Saved entries
######
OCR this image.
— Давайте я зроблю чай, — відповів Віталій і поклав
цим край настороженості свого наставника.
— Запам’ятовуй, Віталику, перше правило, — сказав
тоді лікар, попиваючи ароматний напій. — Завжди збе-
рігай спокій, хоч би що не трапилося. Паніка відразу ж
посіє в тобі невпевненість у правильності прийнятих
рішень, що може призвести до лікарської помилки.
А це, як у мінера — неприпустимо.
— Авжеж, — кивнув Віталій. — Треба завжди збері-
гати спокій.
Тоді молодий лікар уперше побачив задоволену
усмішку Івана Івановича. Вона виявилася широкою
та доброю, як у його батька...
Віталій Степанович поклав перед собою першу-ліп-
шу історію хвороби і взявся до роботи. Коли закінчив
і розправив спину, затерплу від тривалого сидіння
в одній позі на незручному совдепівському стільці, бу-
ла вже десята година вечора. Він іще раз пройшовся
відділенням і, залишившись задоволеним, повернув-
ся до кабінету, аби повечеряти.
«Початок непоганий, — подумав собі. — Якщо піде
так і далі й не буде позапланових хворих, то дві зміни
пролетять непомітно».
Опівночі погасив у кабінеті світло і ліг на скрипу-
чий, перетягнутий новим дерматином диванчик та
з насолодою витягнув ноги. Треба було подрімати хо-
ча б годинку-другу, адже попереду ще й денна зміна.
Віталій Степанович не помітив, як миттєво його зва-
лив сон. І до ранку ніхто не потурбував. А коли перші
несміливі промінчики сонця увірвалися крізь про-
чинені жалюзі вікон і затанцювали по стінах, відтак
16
######
**Objective**
Reproduce the material precisely, including every line.

**Result**
OCR this image.
— Давайте я зроблю чай, — відповів Віталій і поклав
цим край настороженості свого наставника.
— Запам’ятовуй, Віталику, перше правило, — сказав
тоді лікар, попиваючи ароматний напій. — Завжди збе-
рігай спокій, хоч би що не трапилося. Паніка відразу ж
посіє в тобі невпевненість у правильності прийнятих
рішень, що може призвести до лікарської помилки.
А це, як у мінера — неприпустимо.
— Авжеж, — кивнув Віталій. — Треба завжди збері-
гати спокій.
Тоді молодий лікар уперше побачив задоволену
усмішку Івана Івановича. Вона виявилася широкою
та доброю, як у його батька...
Віталій Степанович поклав перед собою першу-ліп-
шу історію хвороби і взявся до роботи. Коли закінчив
і розправив спину, затерплу від тривалого сидіння
в одній позі на незручному совдепівському стільці, бу-
ла вже десята година вечора. Він іще раз пройшовся
відділенням і, залишившись задоволеним, повернув-
ся до кабінету, аби повечеряти.
«Початок непоганий, — подумав собі. — Якщо піде
так і далі й не буде позапланових хворих, то дві зміни
пролетять непомітно».
Опівночі погасив у кабінеті світло і ліг на скрипу-
чий, перетягнутий новим дерматином диванчик та
з насолодою витягнув ноги. Треба було подрімати хо-
ча б годинку-другу, адже попереду ще й денна зміна.
Віталій Степанович не помітив, як миттєво його зва-
лив сон. І до ранку ніхто не потурбував. А коли перші
несміливі промінчики сонця увірвалися крізь про-
чинені жалюзі вікон і затанцювали по стінах, відтак
16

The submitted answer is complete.